*** RECORDS FOR THE TASK
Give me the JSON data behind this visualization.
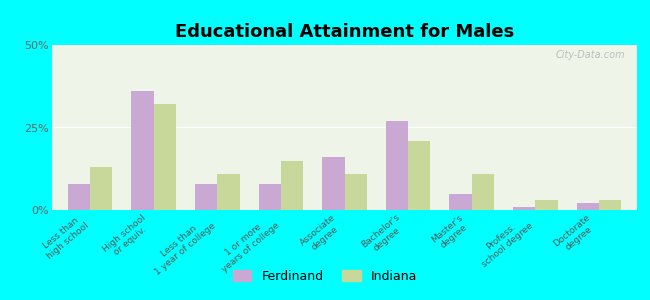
{
  "title": "Educational Attainment for Males",
  "categories": [
    "Less than\nhigh school",
    "High school\nor equiv.",
    "Less than\n1 year of college",
    "1 or more\nyears of college",
    "Associate\ndegree",
    "Bachelor's\ndegree",
    "Master's\ndegree",
    "Profess.\nschool degree",
    "Doctorate\ndegree"
  ],
  "ferdinand": [
    8,
    36,
    8,
    8,
    16,
    27,
    5,
    1,
    2
  ],
  "indiana": [
    13,
    32,
    11,
    15,
    11,
    21,
    11,
    3,
    3
  ],
  "ferdinand_color": "#c9a8d4",
  "indiana_color": "#c8d89a",
  "background_outer": "#00ffff",
  "background_inner": "#eef5e8",
  "ylim": [
    0,
    50
  ],
  "yticks": [
    0,
    25,
    50
  ],
  "ytick_labels": [
    "0%",
    "25%",
    "50%"
  ],
  "bar_width": 0.35,
  "legend_ferdinand": "Ferdinand",
  "legend_indiana": "Indiana",
  "watermark": "City-Data.com"
}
******
§ **REQUIREMENT**
Each line of the data is to be duplicated exactly; pictures stay out of the copy.

§ **CORRECT RESULT**
Give me the JSON data behind this visualization.
{
  "title": "Educational Attainment for Males",
  "categories": [
    "Less than\nhigh school",
    "High school\nor equiv.",
    "Less than\n1 year of college",
    "1 or more\nyears of college",
    "Associate\ndegree",
    "Bachelor's\ndegree",
    "Master's\ndegree",
    "Profess.\nschool degree",
    "Doctorate\ndegree"
  ],
  "ferdinand": [
    8,
    36,
    8,
    8,
    16,
    27,
    5,
    1,
    2
  ],
  "indiana": [
    13,
    32,
    11,
    15,
    11,
    21,
    11,
    3,
    3
  ],
  "ferdinand_color": "#c9a8d4",
  "indiana_color": "#c8d89a",
  "background_outer": "#00ffff",
  "background_inner": "#eef5e8",
  "ylim": [
    0,
    50
  ],
  "yticks": [
    0,
    25,
    50
  ],
  "ytick_labels": [
    "0%",
    "25%",
    "50%"
  ],
  "bar_width": 0.35,
  "legend_ferdinand": "Ferdinand",
  "legend_indiana": "Indiana",
  "watermark": "City-Data.com"
}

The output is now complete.